** AIM **
Set down the material below in full, matching it exactly.

** MATERIAL SUPPLIED **
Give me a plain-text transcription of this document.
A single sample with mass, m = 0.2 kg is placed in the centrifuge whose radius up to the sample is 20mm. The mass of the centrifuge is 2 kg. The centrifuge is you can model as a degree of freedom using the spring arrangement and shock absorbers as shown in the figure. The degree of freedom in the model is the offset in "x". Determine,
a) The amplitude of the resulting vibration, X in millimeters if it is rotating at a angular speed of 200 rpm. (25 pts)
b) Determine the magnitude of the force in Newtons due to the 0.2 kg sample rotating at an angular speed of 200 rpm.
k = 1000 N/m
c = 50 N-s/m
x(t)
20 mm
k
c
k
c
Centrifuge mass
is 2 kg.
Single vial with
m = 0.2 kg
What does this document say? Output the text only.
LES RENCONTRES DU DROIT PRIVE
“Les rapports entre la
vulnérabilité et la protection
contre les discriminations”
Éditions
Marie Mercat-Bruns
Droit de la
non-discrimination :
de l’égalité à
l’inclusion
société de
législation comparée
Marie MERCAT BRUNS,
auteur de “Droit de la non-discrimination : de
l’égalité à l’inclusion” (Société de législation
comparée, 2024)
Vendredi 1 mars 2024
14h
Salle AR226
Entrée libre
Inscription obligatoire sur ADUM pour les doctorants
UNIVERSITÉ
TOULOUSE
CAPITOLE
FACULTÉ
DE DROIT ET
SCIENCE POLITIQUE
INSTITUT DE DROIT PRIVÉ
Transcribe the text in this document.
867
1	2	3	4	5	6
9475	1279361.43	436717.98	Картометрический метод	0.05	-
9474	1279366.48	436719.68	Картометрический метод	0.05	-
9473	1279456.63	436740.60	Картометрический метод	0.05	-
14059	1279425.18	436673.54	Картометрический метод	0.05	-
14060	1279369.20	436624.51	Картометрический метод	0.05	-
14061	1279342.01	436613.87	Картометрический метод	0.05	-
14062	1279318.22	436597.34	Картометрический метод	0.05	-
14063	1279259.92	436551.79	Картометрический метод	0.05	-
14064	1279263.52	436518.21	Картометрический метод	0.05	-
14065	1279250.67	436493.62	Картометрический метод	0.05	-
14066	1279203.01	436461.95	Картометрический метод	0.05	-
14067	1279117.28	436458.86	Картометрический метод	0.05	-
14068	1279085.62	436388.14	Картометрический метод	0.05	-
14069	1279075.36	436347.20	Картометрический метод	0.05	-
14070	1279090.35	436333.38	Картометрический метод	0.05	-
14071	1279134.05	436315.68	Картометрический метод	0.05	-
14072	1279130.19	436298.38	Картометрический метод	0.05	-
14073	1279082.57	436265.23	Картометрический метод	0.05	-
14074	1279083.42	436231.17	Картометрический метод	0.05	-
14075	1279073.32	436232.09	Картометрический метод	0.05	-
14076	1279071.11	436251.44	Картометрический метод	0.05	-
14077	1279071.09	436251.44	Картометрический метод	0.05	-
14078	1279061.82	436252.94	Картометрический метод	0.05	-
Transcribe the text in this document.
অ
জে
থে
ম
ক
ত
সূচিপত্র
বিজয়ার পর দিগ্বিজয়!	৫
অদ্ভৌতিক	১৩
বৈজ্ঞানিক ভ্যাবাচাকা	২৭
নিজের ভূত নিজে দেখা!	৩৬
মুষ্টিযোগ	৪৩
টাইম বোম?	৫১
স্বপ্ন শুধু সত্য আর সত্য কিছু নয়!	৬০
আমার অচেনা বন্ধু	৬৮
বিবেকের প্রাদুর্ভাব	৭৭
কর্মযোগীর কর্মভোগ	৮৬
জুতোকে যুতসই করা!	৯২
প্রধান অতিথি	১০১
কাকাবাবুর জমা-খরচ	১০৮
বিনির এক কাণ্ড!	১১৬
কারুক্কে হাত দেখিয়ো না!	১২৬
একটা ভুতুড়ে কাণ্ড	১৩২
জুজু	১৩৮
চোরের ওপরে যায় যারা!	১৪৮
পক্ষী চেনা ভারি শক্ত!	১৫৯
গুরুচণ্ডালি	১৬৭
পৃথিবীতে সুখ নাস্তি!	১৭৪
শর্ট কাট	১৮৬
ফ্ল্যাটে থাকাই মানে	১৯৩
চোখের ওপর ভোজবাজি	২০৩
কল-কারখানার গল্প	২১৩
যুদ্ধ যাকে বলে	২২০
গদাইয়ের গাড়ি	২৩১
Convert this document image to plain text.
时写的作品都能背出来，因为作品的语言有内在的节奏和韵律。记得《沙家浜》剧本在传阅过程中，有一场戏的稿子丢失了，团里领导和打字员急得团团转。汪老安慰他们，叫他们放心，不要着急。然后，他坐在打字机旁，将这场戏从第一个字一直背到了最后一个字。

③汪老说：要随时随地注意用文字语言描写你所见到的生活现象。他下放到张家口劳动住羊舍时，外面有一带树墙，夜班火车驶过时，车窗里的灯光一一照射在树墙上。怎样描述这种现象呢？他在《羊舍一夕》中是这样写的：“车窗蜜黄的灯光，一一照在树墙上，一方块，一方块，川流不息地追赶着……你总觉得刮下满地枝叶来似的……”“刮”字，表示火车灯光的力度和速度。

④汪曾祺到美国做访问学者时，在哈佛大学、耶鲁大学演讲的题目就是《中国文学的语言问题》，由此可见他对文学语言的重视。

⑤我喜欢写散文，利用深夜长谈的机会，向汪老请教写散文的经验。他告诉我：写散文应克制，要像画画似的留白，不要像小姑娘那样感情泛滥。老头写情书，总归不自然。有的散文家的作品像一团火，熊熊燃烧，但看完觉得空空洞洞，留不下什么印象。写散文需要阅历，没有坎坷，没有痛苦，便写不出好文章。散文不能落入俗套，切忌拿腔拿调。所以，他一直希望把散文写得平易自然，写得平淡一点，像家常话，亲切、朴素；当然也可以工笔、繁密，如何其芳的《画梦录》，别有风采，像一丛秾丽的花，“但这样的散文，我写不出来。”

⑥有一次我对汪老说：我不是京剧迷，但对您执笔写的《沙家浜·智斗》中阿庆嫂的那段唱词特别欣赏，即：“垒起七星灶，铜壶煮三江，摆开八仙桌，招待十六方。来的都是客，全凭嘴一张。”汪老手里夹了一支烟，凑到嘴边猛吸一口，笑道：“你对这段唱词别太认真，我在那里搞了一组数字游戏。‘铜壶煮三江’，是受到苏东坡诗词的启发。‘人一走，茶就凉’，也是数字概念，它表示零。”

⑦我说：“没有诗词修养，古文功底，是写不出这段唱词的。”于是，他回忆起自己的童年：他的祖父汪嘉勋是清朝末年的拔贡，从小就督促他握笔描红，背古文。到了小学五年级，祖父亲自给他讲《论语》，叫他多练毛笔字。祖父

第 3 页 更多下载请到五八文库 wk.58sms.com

** REPLY TO THE TASK **
Give me a plain-text transcription of this document.
A single sample with mass, m = 0.2 kg is placed in the centrifuge whose radius up to the sample is 20mm. The mass of the centrifuge is 2 kg. The centrifuge is you can model as a degree of freedom using the spring arrangement and shock absorbers as shown in the figure. The degree of freedom in the model is the offset in "x". Determine,
a) The amplitude of the resulting vibration, X in millimeters if it is rotating at a angular speed of 200 rpm. (25 pts)
b) Determine the magnitude of the force in Newtons due to the 0.2 kg sample rotating at an angular speed of 200 rpm.
k = 1000 N/m
c = 50 N-s/m
x(t)
20 mm
k
c
k
c
Centrifuge mass
is 2 kg.
Single vial with
m = 0.2 kg
What does this document say? Output the text only.
LES RENCONTRES DU DROIT PRIVE
“Les rapports entre la
vulnérabilité et la protection
contre les discriminations”
Éditions
Marie Mercat-Bruns
Droit de la
non-discrimination :
de l’égalité à
l’inclusion
société de
législation comparée
Marie MERCAT BRUNS,
auteur de “Droit de la non-discrimination : de
l’égalité à l’inclusion” (Société de législation
comparée, 2024)
Vendredi 1 mars 2024
14h
Salle AR226
Entrée libre
Inscription obligatoire sur ADUM pour les doctorants
UNIVERSITÉ
TOULOUSE
CAPITOLE
FACULTÉ
DE DROIT ET
SCIENCE POLITIQUE
INSTITUT DE DROIT PRIVÉ
Transcribe the text in this document.
867
1	2	3	4	5	6
9475	1279361.43	436717.98	Картометрический метод	0.05	-
9474	1279366.48	436719.68	Картометрический метод	0.05	-
9473	1279456.63	436740.60	Картометрический метод	0.05	-
14059	1279425.18	436673.54	Картометрический метод	0.05	-
14060	1279369.20	436624.51	Картометрический метод	0.05	-
14061	1279342.01	436613.87	Картометрический метод	0.05	-
14062	1279318.22	436597.34	Картометрический метод	0.05	-
14063	1279259.92	436551.79	Картометрический метод	0.05	-
14064	1279263.52	436518.21	Картометрический метод	0.05	-
14065	1279250.67	436493.62	Картометрический метод	0.05	-
14066	1279203.01	436461.95	Картометрический метод	0.05	-
14067	1279117.28	436458.86	Картометрический метод	0.05	-
14068	1279085.62	436388.14	Картометрический метод	0.05	-
14069	1279075.36	436347.20	Картометрический метод	0.05	-
14070	1279090.35	436333.38	Картометрический метод	0.05	-
14071	1279134.05	436315.68	Картометрический метод	0.05	-
14072	1279130.19	436298.38	Картометрический метод	0.05	-
14073	1279082.57	436265.23	Картометрический метод	0.05	-
14074	1279083.42	436231.17	Картометрический метод	0.05	-
14075	1279073.32	436232.09	Картометрический метод	0.05	-
14076	1279071.11	436251.44	Картометрический метод	0.05	-
14077	1279071.09	436251.44	Картометрический метод	0.05	-
14078	1279061.82	436252.94	Картометрический метод	0.05	-
Transcribe the text in this document.
অ
জে
থে
ম
ক
ত
সূচিপত্র
বিজয়ার পর দিগ্বিজয়!	৫
অদ্ভৌতিক	১৩
বৈজ্ঞানিক ভ্যাবাচাকা	২৭
নিজের ভূত নিজে দেখা!	৩৬
মুষ্টিযোগ	৪৩
টাইম বোম?	৫১
স্বপ্ন শুধু সত্য আর সত্য কিছু নয়!	৬০
আমার অচেনা বন্ধু	৬৮
বিবেকের প্রাদুর্ভাব	৭৭
কর্মযোগীর কর্মভোগ	৮৬
জুতোকে যুতসই করা!	৯২
প্রধান অতিথি	১০১
কাকাবাবুর জমা-খরচ	১০৮
বিনির এক কাণ্ড!	১১৬
কারুক্কে হাত দেখিয়ো না!	১২৬
একটা ভুতুড়ে কাণ্ড	১৩২
জুজু	১৩৮
চোরের ওপরে যায় যারা!	১৪৮
পক্ষী চেনা ভারি শক্ত!	১৫৯
গুরুচণ্ডালি	১৬৭
পৃথিবীতে সুখ নাস্তি!	১৭৪
শর্ট কাট	১৮৬
ফ্ল্যাটে থাকাই মানে	১৯৩
চোখের ওপর ভোজবাজি	২০৩
কল-কারখানার গল্প	২১৩
যুদ্ধ যাকে বলে	২২০
গদাইয়ের গাড়ি	২৩১
Convert this document image to plain text.
时写的作品都能背出来，因为作品的语言有内在的节奏和韵律。记得《沙家浜》剧本在传阅过程中，有一场戏的稿子丢失了，团里领导和打字员急得团团转。汪老安慰他们，叫他们放心，不要着急。然后，他坐在打字机旁，将这场戏从第一个字一直背到了最后一个字。

③汪老说：要随时随地注意用文字语言描写你所见到的生活现象。他下放到张家口劳动住羊舍时，外面有一带树墙，夜班火车驶过时，车窗里的灯光一一照射在树墙上。怎样描述这种现象呢？他在《羊舍一夕》中是这样写的：“车窗蜜黄的灯光，一一照在树墙上，一方块，一方块，川流不息地追赶着……你总觉得刮下满地枝叶来似的……”“刮”字，表示火车灯光的力度和速度。

④汪曾祺到美国做访问学者时，在哈佛大学、耶鲁大学演讲的题目就是《中国文学的语言问题》，由此可见他对文学语言的重视。

⑤我喜欢写散文，利用深夜长谈的机会，向汪老请教写散文的经验。他告诉我：写散文应克制，要像画画似的留白，不要像小姑娘那样感情泛滥。老头写情书，总归不自然。有的散文家的作品像一团火，熊熊燃烧，但看完觉得空空洞洞，留不下什么印象。写散文需要阅历，没有坎坷，没有痛苦，便写不出好文章。散文不能落入俗套，切忌拿腔拿调。所以，他一直希望把散文写得平易自然，写得平淡一点，像家常话，亲切、朴素；当然也可以工笔、繁密，如何其芳的《画梦录》，别有风采，像一丛秾丽的花，“但这样的散文，我写不出来。”

⑥有一次我对汪老说：我不是京剧迷，但对您执笔写的《沙家浜·智斗》中阿庆嫂的那段唱词特别欣赏，即：“垒起七星灶，铜壶煮三江，摆开八仙桌，招待十六方。来的都是客，全凭嘴一张。”汪老手里夹了一支烟，凑到嘴边猛吸一口，笑道：“你对这段唱词别太认真，我在那里搞了一组数字游戏。‘铜壶煮三江’，是受到苏东坡诗词的启发。‘人一走，茶就凉’，也是数字概念，它表示零。”

⑦我说：“没有诗词修养，古文功底，是写不出这段唱词的。”于是，他回忆起自己的童年：他的祖父汪嘉勋是清朝末年的拔贡，从小就督促他握笔描红，背古文。到了小学五年级，祖父亲自给他讲《论语》，叫他多练毛笔字。祖父

第 3 页 更多下载请到五八文库 wk.58sms.com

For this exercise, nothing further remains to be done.